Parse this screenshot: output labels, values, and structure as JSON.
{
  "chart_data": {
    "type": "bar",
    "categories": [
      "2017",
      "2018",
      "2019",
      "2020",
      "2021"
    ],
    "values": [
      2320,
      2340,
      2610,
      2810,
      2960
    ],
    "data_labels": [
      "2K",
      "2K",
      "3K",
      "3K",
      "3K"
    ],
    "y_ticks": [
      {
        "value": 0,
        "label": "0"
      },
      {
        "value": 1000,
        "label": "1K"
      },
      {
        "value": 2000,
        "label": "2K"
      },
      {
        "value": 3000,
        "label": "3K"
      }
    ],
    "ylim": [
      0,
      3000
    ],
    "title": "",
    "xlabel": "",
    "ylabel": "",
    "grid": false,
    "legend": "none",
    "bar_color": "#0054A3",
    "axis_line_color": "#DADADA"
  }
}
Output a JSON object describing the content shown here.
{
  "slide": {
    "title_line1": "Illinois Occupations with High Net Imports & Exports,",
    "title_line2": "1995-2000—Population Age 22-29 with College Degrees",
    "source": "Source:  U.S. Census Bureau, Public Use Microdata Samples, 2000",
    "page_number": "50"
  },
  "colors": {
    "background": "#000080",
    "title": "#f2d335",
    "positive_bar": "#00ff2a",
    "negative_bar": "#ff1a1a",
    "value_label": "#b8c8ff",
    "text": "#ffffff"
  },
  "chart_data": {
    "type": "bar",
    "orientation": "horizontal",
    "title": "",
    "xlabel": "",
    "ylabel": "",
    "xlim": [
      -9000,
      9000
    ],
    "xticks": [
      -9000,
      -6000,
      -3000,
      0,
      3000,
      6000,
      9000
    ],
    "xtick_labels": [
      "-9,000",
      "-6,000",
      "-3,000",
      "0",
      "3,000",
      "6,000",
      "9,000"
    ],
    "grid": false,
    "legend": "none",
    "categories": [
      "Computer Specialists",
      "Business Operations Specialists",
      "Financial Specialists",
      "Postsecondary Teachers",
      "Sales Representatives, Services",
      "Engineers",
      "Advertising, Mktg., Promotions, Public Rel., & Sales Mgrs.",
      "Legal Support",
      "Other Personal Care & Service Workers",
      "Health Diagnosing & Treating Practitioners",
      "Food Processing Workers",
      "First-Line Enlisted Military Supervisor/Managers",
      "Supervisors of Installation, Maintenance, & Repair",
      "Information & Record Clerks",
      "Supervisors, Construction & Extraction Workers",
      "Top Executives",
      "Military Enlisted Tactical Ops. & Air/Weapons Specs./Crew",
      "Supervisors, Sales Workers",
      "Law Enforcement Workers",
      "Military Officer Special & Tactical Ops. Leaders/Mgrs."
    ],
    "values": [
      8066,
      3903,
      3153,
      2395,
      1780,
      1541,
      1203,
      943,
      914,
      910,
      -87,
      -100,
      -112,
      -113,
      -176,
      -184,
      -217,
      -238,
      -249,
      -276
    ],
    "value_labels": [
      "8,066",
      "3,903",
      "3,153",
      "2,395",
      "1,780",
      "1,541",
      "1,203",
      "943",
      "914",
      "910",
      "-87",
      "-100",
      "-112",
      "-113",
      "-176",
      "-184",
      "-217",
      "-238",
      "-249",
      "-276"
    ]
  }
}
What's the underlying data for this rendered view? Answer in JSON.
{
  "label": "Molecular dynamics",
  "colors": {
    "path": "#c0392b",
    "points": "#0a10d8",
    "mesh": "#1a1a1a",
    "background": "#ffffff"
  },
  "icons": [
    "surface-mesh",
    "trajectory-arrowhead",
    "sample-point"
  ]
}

> _CHALLENGE_: Retype the entries exactly, including every line.

> _EXERCISE RESULT_:
Parse this screenshot: output labels, values, and structure as JSON.
{
  "chart_data": {
    "type": "bar",
    "categories": [
      "2017",
      "2018",
      "2019",
      "2020",
      "2021"
    ],
    "values": [
      2320,
      2340,
      2610,
      2810,
      2960
    ],
    "data_labels": [
      "2K",
      "2K",
      "3K",
      "3K",
      "3K"
    ],
    "y_ticks": [
      {
        "value": 0,
        "label": "0"
      },
      {
        "value": 1000,
        "label": "1K"
      },
      {
        "value": 2000,
        "label": "2K"
      },
      {
        "value": 3000,
        "label": "3K"
      }
    ],
    "ylim": [
      0,
      3000
    ],
    "title": "",
    "xlabel": "",
    "ylabel": "",
    "grid": false,
    "legend": "none",
    "bar_color": "#0054A3",
    "axis_line_color": "#DADADA"
  }
}
Output a JSON object describing the content shown here.
{
  "slide": {
    "title_line1": "Illinois Occupations with High Net Imports & Exports,",
    "title_line2": "1995-2000—Population Age 22-29 with College Degrees",
    "source": "Source:  U.S. Census Bureau, Public Use Microdata Samples, 2000",
    "page_number": "50"
  },
  "colors": {
    "background": "#000080",
    "title": "#f2d335",
    "positive_bar": "#00ff2a",
    "negative_bar": "#ff1a1a",
    "value_label": "#b8c8ff",
    "text": "#ffffff"
  },
  "chart_data": {
    "type": "bar",
    "orientation": "horizontal",
    "title": "",
    "xlabel": "",
    "ylabel": "",
    "xlim": [
      -9000,
      9000
    ],
    "xticks": [
      -9000,
      -6000,
      -3000,
      0,
      3000,
      6000,
      9000
    ],
    "xtick_labels": [
      "-9,000",
      "-6,000",
      "-3,000",
      "0",
      "3,000",
      "6,000",
      "9,000"
    ],
    "grid": false,
    "legend": "none",
    "categories": [
      "Computer Specialists",
      "Business Operations Specialists",
      "Financial Specialists",
      "Postsecondary Teachers",
      "Sales Representatives, Services",
      "Engineers",
      "Advertising, Mktg., Promotions, Public Rel., & Sales Mgrs.",
      "Legal Support",
      "Other Personal Care & Service Workers",
      "Health Diagnosing & Treating Practitioners",
      "Food Processing Workers",
      "First-Line Enlisted Military Supervisor/Managers",
      "Supervisors of Installation, Maintenance, & Repair",
      "Information & Record Clerks",
      "Supervisors, Construction & Extraction Workers",
      "Top Executives",
      "Military Enlisted Tactical Ops. & Air/Weapons Specs./Crew",
      "Supervisors, Sales Workers",
      "Law Enforcement Workers",
      "Military Officer Special & Tactical Ops. Leaders/Mgrs."
    ],
    "values": [
      8066,
      3903,
      3153,
      2395,
      1780,
      1541,
      1203,
      943,
      914,
      910,
      -87,
      -100,
      -112,
      -113,
      -176,
      -184,
      -217,
      -238,
      -249,
      -276
    ],
    "value_labels": [
      "8,066",
      "3,903",
      "3,153",
      "2,395",
      "1,780",
      "1,541",
      "1,203",
      "943",
      "914",
      "910",
      "-87",
      "-100",
      "-112",
      "-113",
      "-176",
      "-184",
      "-217",
      "-238",
      "-249",
      "-276"
    ]
  }
}
What's the underlying data for this rendered view? Answer in JSON.
{
  "label": "Molecular dynamics",
  "colors": {
    "path": "#c0392b",
    "points": "#0a10d8",
    "mesh": "#1a1a1a",
    "background": "#ffffff"
  },
  "icons": [
    "surface-mesh",
    "trajectory-arrowhead",
    "sample-point"
  ]
}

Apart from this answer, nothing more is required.